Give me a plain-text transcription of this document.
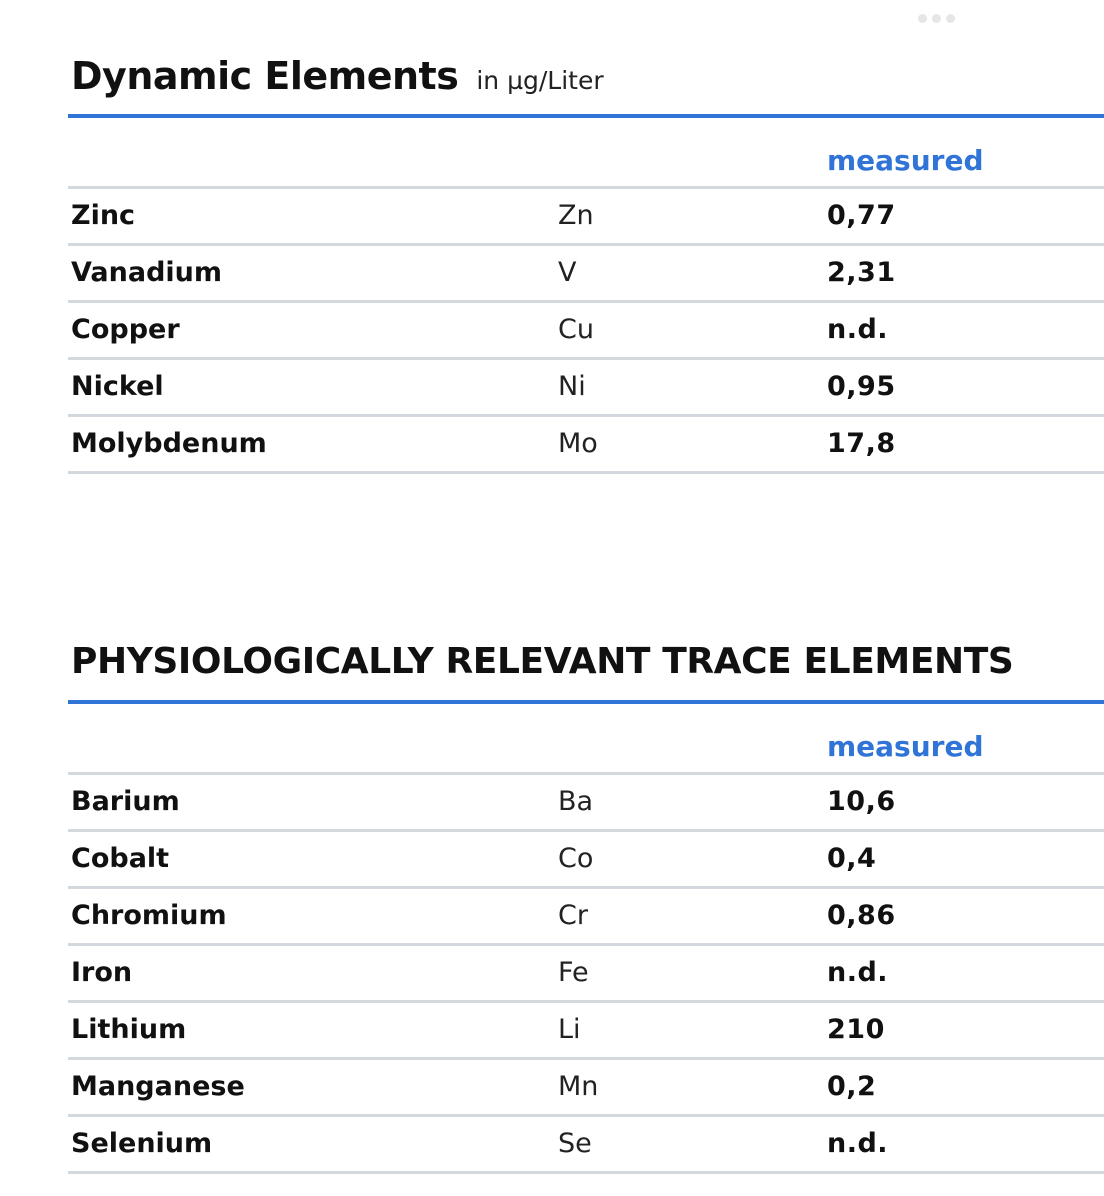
Dynamic Elements in µg/Liter
measured
Zinc	Zn	0,77
Vanadium	V	2,31
Copper	Cu	n.d.
Nickel	Ni	0,95
Molybdenum	Mo	17,8
PHYSIOLOGICALLY RELEVANT TRACE ELEMENTS
measured
Barium	Ba	10,6
Cobalt	Co	0,4
Chromium	Cr	0,86
Iron	Fe	n.d.
Lithium	Li	210
Manganese	Mn	0,2
Selenium	Se	n.d.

····················

• **EXERCISE BRIEF**
Give the data above again in full and unchanged, skipping the pictures.

• **WRITTEN ANSWER**
Give me a plain-text transcription of this document.
Dynamic Elements in µg/Liter
measured
Zinc	Zn	0,77
Vanadium	V	2,31
Copper	Cu	n.d.
Nickel	Ni	0,95
Molybdenum	Mo	17,8
PHYSIOLOGICALLY RELEVANT TRACE ELEMENTS
measured
Barium	Ba	10,6
Cobalt	Co	0,4
Chromium	Cr	0,86
Iron	Fe	n.d.
Lithium	Li	210
Manganese	Mn	0,2
Selenium	Se	n.d.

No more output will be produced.